### Task directions
Extract all of the data and reproduce it precisely.

Collected data:
--- start ---

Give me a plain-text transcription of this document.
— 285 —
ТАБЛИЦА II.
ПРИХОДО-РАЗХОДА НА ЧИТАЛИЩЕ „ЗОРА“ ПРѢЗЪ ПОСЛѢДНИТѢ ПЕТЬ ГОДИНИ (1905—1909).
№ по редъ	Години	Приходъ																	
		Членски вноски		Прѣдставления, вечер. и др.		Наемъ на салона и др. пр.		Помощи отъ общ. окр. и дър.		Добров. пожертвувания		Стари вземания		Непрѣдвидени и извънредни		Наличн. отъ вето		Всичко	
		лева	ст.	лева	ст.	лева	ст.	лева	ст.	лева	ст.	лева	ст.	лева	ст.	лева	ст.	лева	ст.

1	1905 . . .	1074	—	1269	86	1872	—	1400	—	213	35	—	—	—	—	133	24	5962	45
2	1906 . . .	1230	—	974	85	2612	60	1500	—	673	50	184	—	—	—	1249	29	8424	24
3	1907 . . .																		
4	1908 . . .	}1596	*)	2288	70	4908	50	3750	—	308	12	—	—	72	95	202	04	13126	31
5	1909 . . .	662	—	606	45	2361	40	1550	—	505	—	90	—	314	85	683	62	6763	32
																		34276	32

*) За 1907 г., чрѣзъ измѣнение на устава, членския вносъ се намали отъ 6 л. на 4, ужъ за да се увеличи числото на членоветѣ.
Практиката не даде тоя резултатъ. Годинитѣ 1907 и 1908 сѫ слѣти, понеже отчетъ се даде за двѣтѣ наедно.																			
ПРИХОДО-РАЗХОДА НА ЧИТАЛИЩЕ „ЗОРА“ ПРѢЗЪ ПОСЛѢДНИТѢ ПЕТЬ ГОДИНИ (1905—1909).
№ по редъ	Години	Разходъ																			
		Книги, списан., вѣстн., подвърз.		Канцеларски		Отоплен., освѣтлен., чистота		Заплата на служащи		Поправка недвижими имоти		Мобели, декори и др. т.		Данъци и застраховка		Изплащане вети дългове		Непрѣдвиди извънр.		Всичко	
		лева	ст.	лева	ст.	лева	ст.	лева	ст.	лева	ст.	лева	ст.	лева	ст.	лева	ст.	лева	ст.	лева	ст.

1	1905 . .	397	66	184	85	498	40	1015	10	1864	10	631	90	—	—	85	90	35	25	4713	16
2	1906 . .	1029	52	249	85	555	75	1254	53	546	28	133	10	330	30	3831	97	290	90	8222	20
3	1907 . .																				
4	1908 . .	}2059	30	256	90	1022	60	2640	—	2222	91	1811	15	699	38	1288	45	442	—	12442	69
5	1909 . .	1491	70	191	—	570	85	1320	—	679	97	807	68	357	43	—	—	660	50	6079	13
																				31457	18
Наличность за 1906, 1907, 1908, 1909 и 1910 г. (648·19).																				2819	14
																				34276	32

--- end ---

### Response to the exercise
Give me a plain-text transcription of this document.
— 285 —
ТАБЛИЦА II.
ПРИХОДО-РАЗХОДА НА ЧИТАЛИЩЕ „ЗОРА“ ПРѢЗЪ ПОСЛѢДНИТѢ ПЕТЬ ГОДИНИ (1905—1909).
№ по редъ	Години	Приходъ																	
		Членски вноски		Прѣдставления, вечер. и др.		Наемъ на салона и др. пр.		Помощи отъ общ. окр. и дър.		Добров. пожертвувания		Стари вземания		Непрѣдвидени и извънредни		Наличн. отъ вето		Всичко	
		лева	ст.	лева	ст.	лева	ст.	лева	ст.	лева	ст.	лева	ст.	лева	ст.	лева	ст.	лева	ст.

1	1905 . . .	1074	—	1269	86	1872	—	1400	—	213	35	—	—	—	—	133	24	5962	45
2	1906 . . .	1230	—	974	85	2612	60	1500	—	673	50	184	—	—	—	1249	29	8424	24
3	1907 . . .																		
4	1908 . . .	}1596	*)	2288	70	4908	50	3750	—	308	12	—	—	72	95	202	04	13126	31
5	1909 . . .	662	—	606	45	2361	40	1550	—	505	—	90	—	314	85	683	62	6763	32
																		34276	32

*) За 1907 г., чрѣзъ измѣнение на устава, членския вносъ се намали отъ 6 л. на 4, ужъ за да се увеличи числото на членоветѣ.
Практиката не даде тоя резултатъ. Годинитѣ 1907 и 1908 сѫ слѣти, понеже отчетъ се даде за двѣтѣ наедно.																			
ПРИХОДО-РАЗХОДА НА ЧИТАЛИЩЕ „ЗОРА“ ПРѢЗЪ ПОСЛѢДНИТѢ ПЕТЬ ГОДИНИ (1905—1909).
№ по редъ	Години	Разходъ																			
		Книги, списан., вѣстн., подвърз.		Канцеларски		Отоплен., освѣтлен., чистота		Заплата на служащи		Поправка недвижими имоти		Мобели, декори и др. т.		Данъци и застраховка		Изплащане вети дългове		Непрѣдвиди извънр.		Всичко	
		лева	ст.	лева	ст.	лева	ст.	лева	ст.	лева	ст.	лева	ст.	лева	ст.	лева	ст.	лева	ст.	лева	ст.

1	1905 . .	397	66	184	85	498	40	1015	10	1864	10	631	90	—	—	85	90	35	25	4713	16
2	1906 . .	1029	52	249	85	555	75	1254	53	546	28	133	10	330	30	3831	97	290	90	8222	20
3	1907 . .																				
4	1908 . .	}2059	30	256	90	1022	60	2640	—	2222	91	1811	15	699	38	1288	45	442	—	12442	69
5	1909 . .	1491	70	191	—	570	85	1320	—	679	97	807	68	357	43	—	—	660	50	6079	13
																				31457	18
Наличность за 1906, 1907, 1908, 1909 и 1910 г. (648·19).																				2819	14
																				34276	32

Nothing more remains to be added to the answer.